Please rewrite the data below with every "CISA KEV" changed to "KNOWN EXPLOITED" and everything else left the same.

-- -- --

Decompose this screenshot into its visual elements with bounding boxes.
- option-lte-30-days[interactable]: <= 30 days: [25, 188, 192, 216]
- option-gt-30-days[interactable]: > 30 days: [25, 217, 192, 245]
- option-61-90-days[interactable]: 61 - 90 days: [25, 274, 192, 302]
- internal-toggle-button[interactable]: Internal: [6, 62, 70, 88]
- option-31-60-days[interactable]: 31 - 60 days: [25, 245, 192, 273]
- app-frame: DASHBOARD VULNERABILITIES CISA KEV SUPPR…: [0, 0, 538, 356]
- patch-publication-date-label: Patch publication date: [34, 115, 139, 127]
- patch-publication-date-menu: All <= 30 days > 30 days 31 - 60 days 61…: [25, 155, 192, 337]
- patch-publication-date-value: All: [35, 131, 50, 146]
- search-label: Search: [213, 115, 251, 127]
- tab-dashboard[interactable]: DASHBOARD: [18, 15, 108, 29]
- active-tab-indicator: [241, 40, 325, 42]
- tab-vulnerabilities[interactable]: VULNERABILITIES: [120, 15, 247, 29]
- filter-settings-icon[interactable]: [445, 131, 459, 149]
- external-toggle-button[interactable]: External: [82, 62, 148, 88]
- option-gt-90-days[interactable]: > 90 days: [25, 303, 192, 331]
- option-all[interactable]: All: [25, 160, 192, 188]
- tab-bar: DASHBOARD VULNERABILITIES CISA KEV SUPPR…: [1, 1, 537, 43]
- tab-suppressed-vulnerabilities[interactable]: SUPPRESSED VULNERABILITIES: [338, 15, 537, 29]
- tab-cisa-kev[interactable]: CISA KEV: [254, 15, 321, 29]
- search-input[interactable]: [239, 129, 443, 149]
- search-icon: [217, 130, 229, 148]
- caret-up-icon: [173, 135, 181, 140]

-- -- --

- _Full output_:
Decompose this screenshot into its visual elements with bounding boxes.
- option-lte-30-days[interactable]: <= 30 days: [25, 188, 192, 216]
- option-gt-30-days[interactable]: > 30 days: [25, 217, 192, 245]
- option-61-90-days[interactable]: 61 - 90 days: [25, 274, 192, 302]
- internal-toggle-button[interactable]: Internal: [6, 62, 70, 88]
- option-31-60-days[interactable]: 31 - 60 days: [25, 245, 192, 273]
- app-frame: DASHBOARD VULNERABILITIES KNOWN EXPLOITED SUPPR…: [0, 0, 538, 356]
- patch-publication-date-label: Patch publication date: [34, 115, 139, 127]
- patch-publication-date-menu: All <= 30 days > 30 days 31 - 60 days 61…: [25, 155, 192, 337]
- patch-publication-date-value: All: [35, 131, 50, 146]
- search-label: Search: [213, 115, 251, 127]
- tab-dashboard[interactable]: DASHBOARD: [18, 15, 108, 29]
- active-tab-indicator: [241, 40, 325, 42]
- tab-vulnerabilities[interactable]: VULNERABILITIES: [120, 15, 247, 29]
- filter-settings-icon[interactable]: [445, 131, 459, 149]
- external-toggle-button[interactable]: External: [82, 62, 148, 88]
- option-gt-90-days[interactable]: > 90 days: [25, 303, 192, 331]
- option-all[interactable]: All: [25, 160, 192, 188]
- tab-bar: DASHBOARD VULNERABILITIES KNOWN EXPLOITED SUPPR…: [1, 1, 537, 43]
- tab-suppressed-vulnerabilities[interactable]: SUPPRESSED VULNERABILITIES: [338, 15, 537, 29]
- tab-cisa-kev[interactable]: KNOWN EXPLOITED: [254, 15, 321, 29]
- search-input[interactable]: [239, 129, 443, 149]
- search-icon: [217, 130, 229, 148]
- caret-up-icon: [173, 135, 181, 140]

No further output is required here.